* start *

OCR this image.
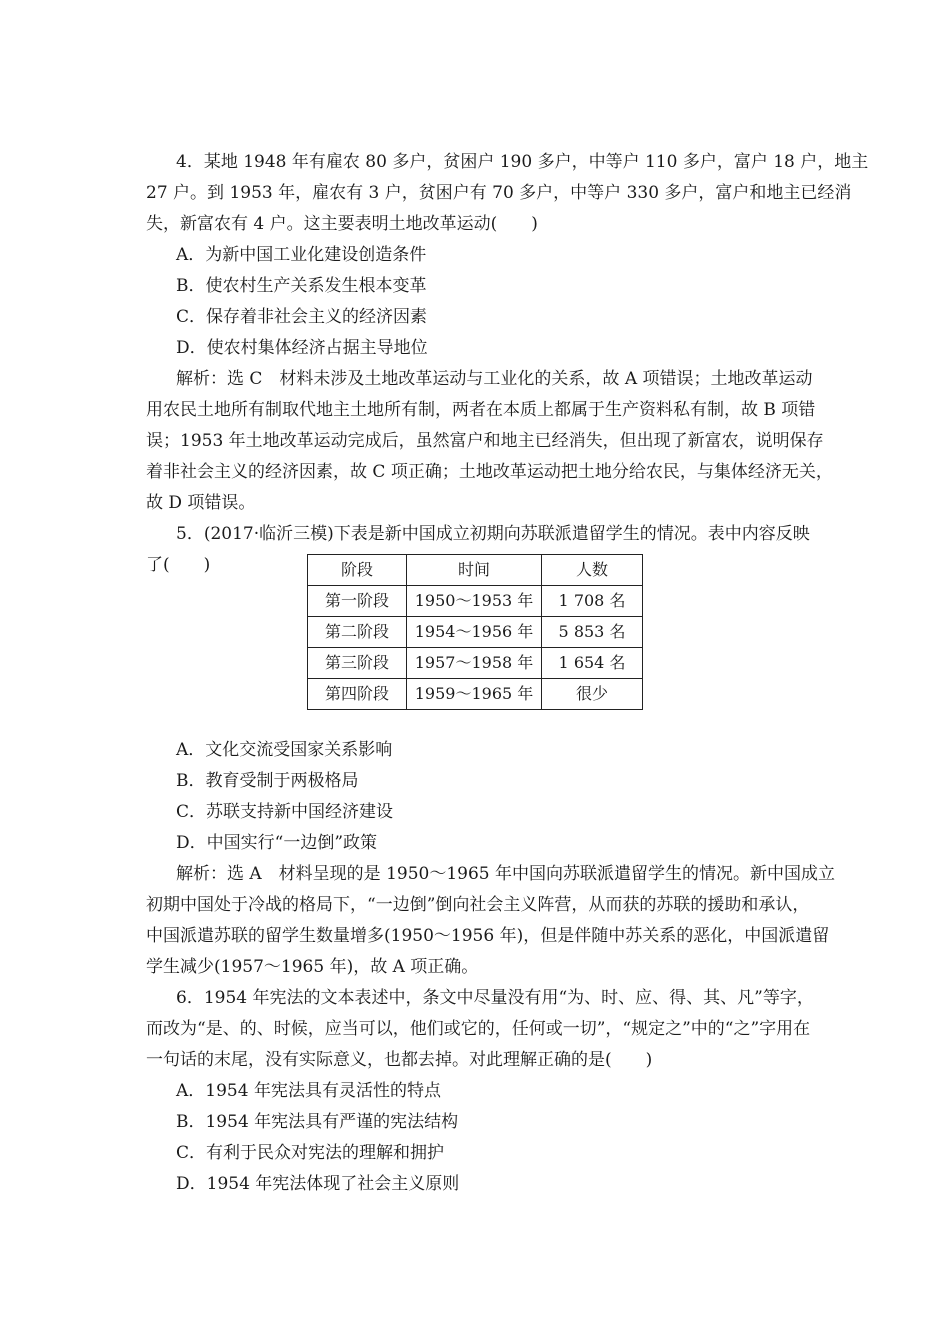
4．某地 1948 年有雇农 80 多户，贫困户 190 多户，中等户 110 多户，富户 18 户，地主
27 户。到 1953 年，雇农有 3 户，贫困户有 70 多户，中等户 330 多户，富户和地主已经消
失，新富农有 4 户。这主要表明土地改革运动(　　)
A．为新中国工业化建设创造条件
B．使农村生产关系发生根本变革
C．保存着非社会主义的经济因素
D．使农村集体经济占据主导地位
解析：选 C　材料未涉及土地改革运动与工业化的关系，故 A 项错误；土地改革运动
用农民土地所有制取代地主土地所有制，两者在本质上都属于生产资料私有制，故 B 项错
误；1953 年土地改革运动完成后，虽然富户和地主已经消失，但出现了新富农，说明保存
着非社会主义的经济因素，故 C 项正确；土地改革运动把土地分给农民，与集体经济无关，
故 D 项错误。
5．(2017·临沂三模)下表是新中国成立初期向苏联派遣留学生的情况。表中内容反映
了(　　)	阶段	时间	人数
第一阶段	1950～1953 年	1 708 名
第二阶段	1954～1956 年	5 853 名
第三阶段	1957～1958 年	1 654 名
第四阶段	1959～1965 年	很少
A．文化交流受国家关系影响
B．教育受制于两极格局
C．苏联支持新中国经济建设
D．中国实行“一边倒”政策
解析：选 A　材料呈现的是 1950～1965 年中国向苏联派遣留学生的情况。新中国成立
初期中国处于冷战的格局下，“一边倒”倒向社会主义阵营，从而获的苏联的援助和承认，
中国派遣苏联的留学生数量增多(1950～1956 年)，但是伴随中苏关系的恶化，中国派遣留
学生减少(1957～1965 年)，故 A 项正确。
6．1954 年宪法的文本表述中，条文中尽量没有用“为、时、应、得、其、凡”等字，
而改为“是、的、时候，应当可以，他们或它的，任何或一切”，“规定之”中的“之”字用在
一句话的末尾，没有实际意义，也都去掉。对此理解正确的是(　　)
A．1954 年宪法具有灵活性的特点
B．1954 年宪法具有严谨的宪法结构
C．有利于民众对宪法的理解和拥护
D．1954 年宪法体现了社会主义原则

* end *

» **Required task**:
Omit the pictures, then quote the rest of the material above exactly.

» **Problem solution**:
OCR this image.
4．某地 1948 年有雇农 80 多户，贫困户 190 多户，中等户 110 多户，富户 18 户，地主
27 户。到 1953 年，雇农有 3 户，贫困户有 70 多户，中等户 330 多户，富户和地主已经消
失，新富农有 4 户。这主要表明土地改革运动(　　)
A．为新中国工业化建设创造条件
B．使农村生产关系发生根本变革
C．保存着非社会主义的经济因素
D．使农村集体经济占据主导地位
解析：选 C　材料未涉及土地改革运动与工业化的关系，故 A 项错误；土地改革运动
用农民土地所有制取代地主土地所有制，两者在本质上都属于生产资料私有制，故 B 项错
误；1953 年土地改革运动完成后，虽然富户和地主已经消失，但出现了新富农，说明保存
着非社会主义的经济因素，故 C 项正确；土地改革运动把土地分给农民，与集体经济无关，
故 D 项错误。
5．(2017·临沂三模)下表是新中国成立初期向苏联派遣留学生的情况。表中内容反映
了(　　)	阶段	时间	人数
第一阶段	1950～1953 年	1 708 名
第二阶段	1954～1956 年	5 853 名
第三阶段	1957～1958 年	1 654 名
第四阶段	1959～1965 年	很少
A．文化交流受国家关系影响
B．教育受制于两极格局
C．苏联支持新中国经济建设
D．中国实行“一边倒”政策
解析：选 A　材料呈现的是 1950～1965 年中国向苏联派遣留学生的情况。新中国成立
初期中国处于冷战的格局下，“一边倒”倒向社会主义阵营，从而获的苏联的援助和承认，
中国派遣苏联的留学生数量增多(1950～1956 年)，但是伴随中苏关系的恶化，中国派遣留
学生减少(1957～1965 年)，故 A 项正确。
6．1954 年宪法的文本表述中，条文中尽量没有用“为、时、应、得、其、凡”等字，
而改为“是、的、时候，应当可以，他们或它的，任何或一切”，“规定之”中的“之”字用在
一句话的末尾，没有实际意义，也都去掉。对此理解正确的是(　　)
A．1954 年宪法具有灵活性的特点
B．1954 年宪法具有严谨的宪法结构
C．有利于民众对宪法的理解和拥护
D．1954 年宪法体现了社会主义原则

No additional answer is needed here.